What to produce:
List all lines of the data that include the string "göre".

==========

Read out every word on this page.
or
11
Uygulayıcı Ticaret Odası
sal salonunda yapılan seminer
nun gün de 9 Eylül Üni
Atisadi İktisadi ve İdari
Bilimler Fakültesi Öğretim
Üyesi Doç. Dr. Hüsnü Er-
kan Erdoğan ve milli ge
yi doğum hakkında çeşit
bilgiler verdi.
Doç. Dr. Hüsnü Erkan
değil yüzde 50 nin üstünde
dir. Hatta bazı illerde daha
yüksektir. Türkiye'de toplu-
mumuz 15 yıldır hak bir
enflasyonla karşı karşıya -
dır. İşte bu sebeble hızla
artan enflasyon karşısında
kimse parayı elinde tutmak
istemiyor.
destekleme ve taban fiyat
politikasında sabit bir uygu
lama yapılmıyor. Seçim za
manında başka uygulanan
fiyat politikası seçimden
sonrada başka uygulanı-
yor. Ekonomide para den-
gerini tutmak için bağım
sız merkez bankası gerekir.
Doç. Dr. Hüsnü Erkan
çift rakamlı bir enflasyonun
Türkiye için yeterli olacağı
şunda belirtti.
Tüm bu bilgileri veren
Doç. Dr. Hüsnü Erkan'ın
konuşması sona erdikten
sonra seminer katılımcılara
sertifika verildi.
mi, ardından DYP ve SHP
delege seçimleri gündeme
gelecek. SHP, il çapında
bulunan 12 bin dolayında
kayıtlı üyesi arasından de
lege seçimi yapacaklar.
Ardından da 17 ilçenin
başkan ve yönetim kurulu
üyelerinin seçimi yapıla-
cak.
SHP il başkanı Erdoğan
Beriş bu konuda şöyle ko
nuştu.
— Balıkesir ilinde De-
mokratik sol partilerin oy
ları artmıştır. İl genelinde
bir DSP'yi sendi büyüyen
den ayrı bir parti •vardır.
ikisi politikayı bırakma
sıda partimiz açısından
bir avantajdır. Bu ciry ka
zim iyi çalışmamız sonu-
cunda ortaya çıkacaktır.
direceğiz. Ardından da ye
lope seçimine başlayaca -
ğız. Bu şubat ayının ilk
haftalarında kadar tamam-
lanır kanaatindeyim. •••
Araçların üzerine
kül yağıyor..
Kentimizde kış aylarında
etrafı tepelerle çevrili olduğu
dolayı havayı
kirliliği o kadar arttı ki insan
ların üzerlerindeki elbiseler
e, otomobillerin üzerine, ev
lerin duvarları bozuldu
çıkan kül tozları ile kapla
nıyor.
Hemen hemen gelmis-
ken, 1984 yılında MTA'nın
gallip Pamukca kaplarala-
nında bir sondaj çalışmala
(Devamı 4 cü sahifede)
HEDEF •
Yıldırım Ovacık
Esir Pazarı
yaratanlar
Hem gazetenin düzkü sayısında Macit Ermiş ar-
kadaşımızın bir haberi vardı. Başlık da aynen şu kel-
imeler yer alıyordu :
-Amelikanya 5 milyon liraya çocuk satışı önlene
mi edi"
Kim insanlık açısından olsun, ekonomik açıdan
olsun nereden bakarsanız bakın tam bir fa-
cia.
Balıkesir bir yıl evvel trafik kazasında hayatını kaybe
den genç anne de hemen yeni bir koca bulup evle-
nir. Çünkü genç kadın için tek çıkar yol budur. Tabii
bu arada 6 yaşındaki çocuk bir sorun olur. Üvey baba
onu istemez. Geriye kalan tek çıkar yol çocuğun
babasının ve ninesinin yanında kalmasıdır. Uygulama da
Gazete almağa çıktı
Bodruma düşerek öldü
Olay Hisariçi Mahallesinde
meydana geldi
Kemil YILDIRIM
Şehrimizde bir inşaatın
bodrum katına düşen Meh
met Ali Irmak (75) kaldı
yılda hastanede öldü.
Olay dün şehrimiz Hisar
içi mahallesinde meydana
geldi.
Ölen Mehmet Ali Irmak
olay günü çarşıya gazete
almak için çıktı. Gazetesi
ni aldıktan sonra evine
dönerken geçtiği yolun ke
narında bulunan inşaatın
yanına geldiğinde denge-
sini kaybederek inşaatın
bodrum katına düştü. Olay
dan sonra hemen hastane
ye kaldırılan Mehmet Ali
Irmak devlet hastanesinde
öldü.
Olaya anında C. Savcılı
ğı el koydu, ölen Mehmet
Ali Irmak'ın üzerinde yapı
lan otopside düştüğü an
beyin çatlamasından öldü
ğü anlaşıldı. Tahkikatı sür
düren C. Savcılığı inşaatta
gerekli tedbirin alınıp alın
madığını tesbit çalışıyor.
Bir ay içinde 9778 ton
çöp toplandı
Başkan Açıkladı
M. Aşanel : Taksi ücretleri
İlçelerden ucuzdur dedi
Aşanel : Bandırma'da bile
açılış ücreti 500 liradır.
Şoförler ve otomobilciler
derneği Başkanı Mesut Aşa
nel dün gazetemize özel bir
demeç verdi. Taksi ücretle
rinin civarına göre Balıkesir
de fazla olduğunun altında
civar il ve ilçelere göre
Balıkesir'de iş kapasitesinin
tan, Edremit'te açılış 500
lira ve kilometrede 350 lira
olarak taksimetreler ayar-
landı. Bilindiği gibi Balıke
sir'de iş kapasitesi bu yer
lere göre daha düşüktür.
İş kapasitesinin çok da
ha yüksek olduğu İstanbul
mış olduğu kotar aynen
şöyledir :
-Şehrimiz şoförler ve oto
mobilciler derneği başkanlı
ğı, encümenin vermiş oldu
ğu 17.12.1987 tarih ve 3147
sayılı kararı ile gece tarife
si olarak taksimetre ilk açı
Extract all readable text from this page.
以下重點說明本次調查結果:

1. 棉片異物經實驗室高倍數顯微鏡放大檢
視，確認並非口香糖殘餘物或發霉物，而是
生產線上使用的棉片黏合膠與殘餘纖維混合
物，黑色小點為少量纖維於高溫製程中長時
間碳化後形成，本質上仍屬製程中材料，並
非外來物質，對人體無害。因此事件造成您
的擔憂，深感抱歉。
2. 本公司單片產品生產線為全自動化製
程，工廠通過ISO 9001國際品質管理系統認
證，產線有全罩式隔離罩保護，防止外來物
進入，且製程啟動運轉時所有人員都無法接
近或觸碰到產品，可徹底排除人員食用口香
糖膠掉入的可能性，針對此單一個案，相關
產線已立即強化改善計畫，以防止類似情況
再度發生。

==========

Result of the exercise:
rinin civarına göre Balıkesir
civar il ve ilçelere göre
lere göre daha düşüktür.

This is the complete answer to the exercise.